- Aim -
Identify all lines in the listing that include the word "与发电机层同高程", and copy them out.

- Supplied material -
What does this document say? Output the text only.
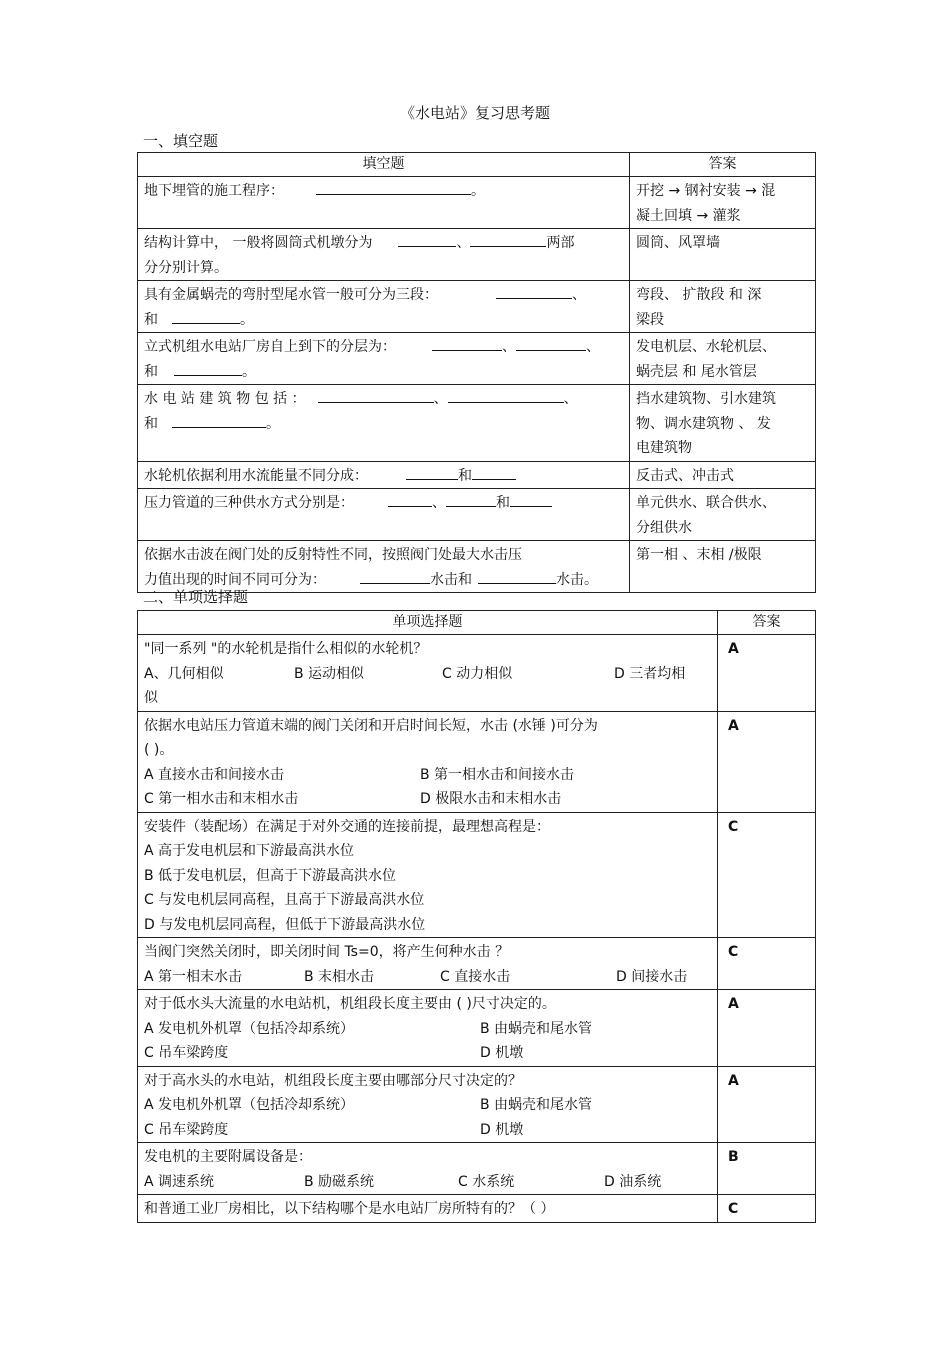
《水电站》复习思考题
一、填空题
填空题	答案
地下埋管的施工程序： 。	开挖 → 钢衬安装 → 混
凝土回填 → 灌浆

结构计算中， 一般将圆筒式机墩分为 、 两部
分分别计算。	圆筒、风罩墙

具有金属蜗壳的弯肘型尾水管一般可分为三段： 、
和 。	弯段、 扩散段 和 深
梁段

立式机组水电站厂房自上到下的分层为： 、 、
和 。	发电机层、水轮机层、
蜗壳层 和 尾水管层

水 电 站 建 筑 物 包 括 ： 、 、
和 。	挡水建筑物、引水建筑
物、调水建筑物 、 发
电建筑物

水轮机依据利用水流能量不同分成： 和	反击式、冲击式

压力管道的三种供水方式分别是： 、 和	单元供水、联合供水、
分组供水

依据水击波在阀门处的反射特性不同，按照阀门处最大水击压
力值出现的时间不同可分为： 水击和 水击。	第一相 、末相 /极限
二、单项选择题
单项选择题	答案

"同一系列 "的水轮机是指什么相似的水轮机？
A、几何相似 B 运动相似 C 动力相似 D 三者均相
似	A

依据水电站压力管道末端的阀门关闭和开启时间长短，水击 (水锤 )可分为
( )。
A 直接水击和间接水击 B 第一相水击和间接水击
C 第一相水击和末相水击 D 极限水击和末相水击	A

安装件（装配场）在满足于对外交通的连接前提，最理想高程是：
A 高于发电机层和下游最高洪水位
B 低于发电机层，但高于下游最高洪水位
C 与发电机层同高程，且高于下游最高洪水位
D 与发电机层同高程，但低于下游最高洪水位	C

当阀门突然关闭时，即关闭时间 Ts=0，将产生何种水击 ？
A 第一相末水击 B 末相水击 C 直接水击 D 间接水击	C

对于低水头大流量的水电站机，机组段长度主要由 ( )尺寸决定的。
A 发电机外机罩（包括冷却系统） B 由蜗壳和尾水管
C 吊车梁跨度 D 机墩	A

对于高水头的水电站，机组段长度主要由哪部分尺寸决定的？
A 发电机外机罩（包括冷却系统） B 由蜗壳和尾水管
C 吊车梁跨度 D 机墩	A

发电机的主要附属设备是：
A 调速系统 B 励磁系统 C 水系统 D 油系统	B

和普通工业厂房相比，以下结构哪个是水电站厂房所特有的？（ ）	C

- The answer -
C 与发电机层同高程，且高于下游最高洪水位
D 与发电机层同高程，但低于下游最高洪水位	C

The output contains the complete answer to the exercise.